--- START ---

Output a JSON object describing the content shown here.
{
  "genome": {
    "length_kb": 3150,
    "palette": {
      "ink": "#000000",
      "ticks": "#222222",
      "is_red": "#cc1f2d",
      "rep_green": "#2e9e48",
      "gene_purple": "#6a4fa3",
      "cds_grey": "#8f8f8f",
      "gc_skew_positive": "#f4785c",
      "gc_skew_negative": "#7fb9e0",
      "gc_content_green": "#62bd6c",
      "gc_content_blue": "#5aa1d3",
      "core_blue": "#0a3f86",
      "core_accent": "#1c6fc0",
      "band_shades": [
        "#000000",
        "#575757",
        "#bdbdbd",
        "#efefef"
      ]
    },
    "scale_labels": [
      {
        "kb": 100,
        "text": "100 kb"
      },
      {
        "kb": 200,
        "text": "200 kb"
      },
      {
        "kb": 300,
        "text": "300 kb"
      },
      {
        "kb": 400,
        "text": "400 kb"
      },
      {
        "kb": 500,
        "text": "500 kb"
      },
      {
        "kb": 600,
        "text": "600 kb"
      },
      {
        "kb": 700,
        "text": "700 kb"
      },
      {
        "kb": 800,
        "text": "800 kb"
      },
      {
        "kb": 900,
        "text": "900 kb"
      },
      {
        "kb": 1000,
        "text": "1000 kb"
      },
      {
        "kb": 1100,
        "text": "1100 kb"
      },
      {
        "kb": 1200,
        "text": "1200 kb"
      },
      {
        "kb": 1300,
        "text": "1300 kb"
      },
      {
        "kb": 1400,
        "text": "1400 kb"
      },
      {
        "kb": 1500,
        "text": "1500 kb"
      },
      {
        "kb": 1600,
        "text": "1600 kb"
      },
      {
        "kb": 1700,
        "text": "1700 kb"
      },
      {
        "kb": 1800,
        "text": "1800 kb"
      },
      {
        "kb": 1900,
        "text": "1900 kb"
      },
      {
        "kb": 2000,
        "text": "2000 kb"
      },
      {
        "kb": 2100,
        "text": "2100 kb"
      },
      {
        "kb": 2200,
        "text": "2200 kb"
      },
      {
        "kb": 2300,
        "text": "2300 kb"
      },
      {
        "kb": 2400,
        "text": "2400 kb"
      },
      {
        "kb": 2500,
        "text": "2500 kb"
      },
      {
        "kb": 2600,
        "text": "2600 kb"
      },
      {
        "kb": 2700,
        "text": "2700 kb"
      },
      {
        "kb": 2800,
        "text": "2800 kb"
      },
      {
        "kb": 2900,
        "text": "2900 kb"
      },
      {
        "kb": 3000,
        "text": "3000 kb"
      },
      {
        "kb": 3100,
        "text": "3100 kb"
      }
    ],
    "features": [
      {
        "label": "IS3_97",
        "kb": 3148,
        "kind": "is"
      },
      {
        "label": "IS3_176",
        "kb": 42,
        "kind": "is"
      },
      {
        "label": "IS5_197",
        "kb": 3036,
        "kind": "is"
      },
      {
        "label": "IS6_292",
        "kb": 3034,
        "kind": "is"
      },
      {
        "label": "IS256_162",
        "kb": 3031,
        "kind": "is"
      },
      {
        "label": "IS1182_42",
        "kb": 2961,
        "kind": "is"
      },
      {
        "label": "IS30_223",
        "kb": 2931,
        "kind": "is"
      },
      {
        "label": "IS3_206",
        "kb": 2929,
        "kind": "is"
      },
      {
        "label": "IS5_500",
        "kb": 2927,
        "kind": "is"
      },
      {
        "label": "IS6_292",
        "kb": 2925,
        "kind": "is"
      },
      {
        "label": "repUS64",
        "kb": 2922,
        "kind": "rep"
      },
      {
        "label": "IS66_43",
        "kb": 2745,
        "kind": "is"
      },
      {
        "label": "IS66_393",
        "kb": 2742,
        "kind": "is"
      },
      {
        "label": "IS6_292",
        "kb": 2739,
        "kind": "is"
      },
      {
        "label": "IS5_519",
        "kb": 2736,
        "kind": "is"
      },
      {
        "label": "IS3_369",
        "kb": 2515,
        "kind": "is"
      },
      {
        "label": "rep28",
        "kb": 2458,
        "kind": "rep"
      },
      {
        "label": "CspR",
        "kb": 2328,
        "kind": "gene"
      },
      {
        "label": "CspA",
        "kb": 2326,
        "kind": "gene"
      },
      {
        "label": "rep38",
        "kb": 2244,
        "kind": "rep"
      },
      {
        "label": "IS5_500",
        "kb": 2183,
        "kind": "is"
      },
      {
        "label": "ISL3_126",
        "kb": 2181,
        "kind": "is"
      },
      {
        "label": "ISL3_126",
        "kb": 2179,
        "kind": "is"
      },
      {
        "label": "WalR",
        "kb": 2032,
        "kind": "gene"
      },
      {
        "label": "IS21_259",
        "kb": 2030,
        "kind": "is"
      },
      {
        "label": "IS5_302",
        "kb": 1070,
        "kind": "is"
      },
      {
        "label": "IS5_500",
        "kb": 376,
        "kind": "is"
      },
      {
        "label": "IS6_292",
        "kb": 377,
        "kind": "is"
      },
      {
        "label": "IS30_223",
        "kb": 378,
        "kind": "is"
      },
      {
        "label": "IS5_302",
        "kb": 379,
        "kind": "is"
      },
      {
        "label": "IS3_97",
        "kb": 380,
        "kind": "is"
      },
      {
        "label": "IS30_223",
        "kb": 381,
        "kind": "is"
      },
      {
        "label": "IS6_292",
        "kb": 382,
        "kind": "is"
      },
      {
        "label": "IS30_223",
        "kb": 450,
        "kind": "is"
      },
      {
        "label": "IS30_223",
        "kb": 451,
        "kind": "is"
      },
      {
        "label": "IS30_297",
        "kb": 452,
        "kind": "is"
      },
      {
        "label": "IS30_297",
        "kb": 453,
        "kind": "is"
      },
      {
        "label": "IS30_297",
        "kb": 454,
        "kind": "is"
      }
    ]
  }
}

--- END ---

## Task details
Starting at the first line and ending at the last, restate the material word for word.

## Answer space
Output a JSON object describing the content shown here.
{
  "genome": {
    "length_kb": 3150,
    "palette": {
      "ink": "#000000",
      "ticks": "#222222",
      "is_red": "#cc1f2d",
      "rep_green": "#2e9e48",
      "gene_purple": "#6a4fa3",
      "cds_grey": "#8f8f8f",
      "gc_skew_positive": "#f4785c",
      "gc_skew_negative": "#7fb9e0",
      "gc_content_green": "#62bd6c",
      "gc_content_blue": "#5aa1d3",
      "core_blue": "#0a3f86",
      "core_accent": "#1c6fc0",
      "band_shades": [
        "#000000",
        "#575757",
        "#bdbdbd",
        "#efefef"
      ]
    },
    "scale_labels": [
      {
        "kb": 100,
        "text": "100 kb"
      },
      {
        "kb": 200,
        "text": "200 kb"
      },
      {
        "kb": 300,
        "text": "300 kb"
      },
      {
        "kb": 400,
        "text": "400 kb"
      },
      {
        "kb": 500,
        "text": "500 kb"
      },
      {
        "kb": 600,
        "text": "600 kb"
      },
      {
        "kb": 700,
        "text": "700 kb"
      },
      {
        "kb": 800,
        "text": "800 kb"
      },
      {
        "kb": 900,
        "text": "900 kb"
      },
      {
        "kb": 1000,
        "text": "1000 kb"
      },
      {
        "kb": 1100,
        "text": "1100 kb"
      },
      {
        "kb": 1200,
        "text": "1200 kb"
      },
      {
        "kb": 1300,
        "text": "1300 kb"
      },
      {
        "kb": 1400,
        "text": "1400 kb"
      },
      {
        "kb": 1500,
        "text": "1500 kb"
      },
      {
        "kb": 1600,
        "text": "1600 kb"
      },
      {
        "kb": 1700,
        "text": "1700 kb"
      },
      {
        "kb": 1800,
        "text": "1800 kb"
      },
      {
        "kb": 1900,
        "text": "1900 kb"
      },
      {
        "kb": 2000,
        "text": "2000 kb"
      },
      {
        "kb": 2100,
        "text": "2100 kb"
      },
      {
        "kb": 2200,
        "text": "2200 kb"
      },
      {
        "kb": 2300,
        "text": "2300 kb"
      },
      {
        "kb": 2400,
        "text": "2400 kb"
      },
      {
        "kb": 2500,
        "text": "2500 kb"
      },
      {
        "kb": 2600,
        "text": "2600 kb"
      },
      {
        "kb": 2700,
        "text": "2700 kb"
      },
      {
        "kb": 2800,
        "text": "2800 kb"
      },
      {
        "kb": 2900,
        "text": "2900 kb"
      },
      {
        "kb": 3000,
        "text": "3000 kb"
      },
      {
        "kb": 3100,
        "text": "3100 kb"
      }
    ],
    "features": [
      {
        "label": "IS3_97",
        "kb": 3148,
        "kind": "is"
      },
      {
        "label": "IS3_176",
        "kb": 42,
        "kind": "is"
      },
      {
        "label": "IS5_197",
        "kb": 3036,
        "kind": "is"
      },
      {
        "label": "IS6_292",
        "kb": 3034,
        "kind": "is"
      },
      {
        "label": "IS256_162",
        "kb": 3031,
        "kind": "is"
      },
      {
        "label": "IS1182_42",
        "kb": 2961,
        "kind": "is"
      },
      {
        "label": "IS30_223",
        "kb": 2931,
        "kind": "is"
      },
      {
        "label": "IS3_206",
        "kb": 2929,
        "kind": "is"
      },
      {
        "label": "IS5_500",
        "kb": 2927,
        "kind": "is"
      },
      {
        "label": "IS6_292",
        "kb": 2925,
        "kind": "is"
      },
      {
        "label": "repUS64",
        "kb": 2922,
        "kind": "rep"
      },
      {
        "label": "IS66_43",
        "kb": 2745,
        "kind": "is"
      },
      {
        "label": "IS66_393",
        "kb": 2742,
        "kind": "is"
      },
      {
        "label": "IS6_292",
        "kb": 2739,
        "kind": "is"
      },
      {
        "label": "IS5_519",
        "kb": 2736,
        "kind": "is"
      },
      {
        "label": "IS3_369",
        "kb": 2515,
        "kind": "is"
      },
      {
        "label": "rep28",
        "kb": 2458,
        "kind": "rep"
      },
      {
        "label": "CspR",
        "kb": 2328,
        "kind": "gene"
      },
      {
        "label": "CspA",
        "kb": 2326,
        "kind": "gene"
      },
      {
        "label": "rep38",
        "kb": 2244,
        "kind": "rep"
      },
      {
        "label": "IS5_500",
        "kb": 2183,
        "kind": "is"
      },
      {
        "label": "ISL3_126",
        "kb": 2181,
        "kind": "is"
      },
      {
        "label": "ISL3_126",
        "kb": 2179,
        "kind": "is"
      },
      {
        "label": "WalR",
        "kb": 2032,
        "kind": "gene"
      },
      {
        "label": "IS21_259",
        "kb": 2030,
        "kind": "is"
      },
      {
        "label": "IS5_302",
        "kb": 1070,
        "kind": "is"
      },
      {
        "label": "IS5_500",
        "kb": 376,
        "kind": "is"
      },
      {
        "label": "IS6_292",
        "kb": 377,
        "kind": "is"
      },
      {
        "label": "IS30_223",
        "kb": 378,
        "kind": "is"
      },
      {
        "label": "IS5_302",
        "kb": 379,
        "kind": "is"
      },
      {
        "label": "IS3_97",
        "kb": 380,
        "kind": "is"
      },
      {
        "label": "IS30_223",
        "kb": 381,
        "kind": "is"
      },
      {
        "label": "IS6_292",
        "kb": 382,
        "kind": "is"
      },
      {
        "label": "IS30_223",
        "kb": 450,
        "kind": "is"
      },
      {
        "label": "IS30_223",
        "kb": 451,
        "kind": "is"
      },
      {
        "label": "IS30_297",
        "kb": 452,
        "kind": "is"
      },
      {
        "label": "IS30_297",
        "kb": 453,
        "kind": "is"
      },
      {
        "label": "IS30_297",
        "kb": 454,
        "kind": "is"
      }
    ]
  }
}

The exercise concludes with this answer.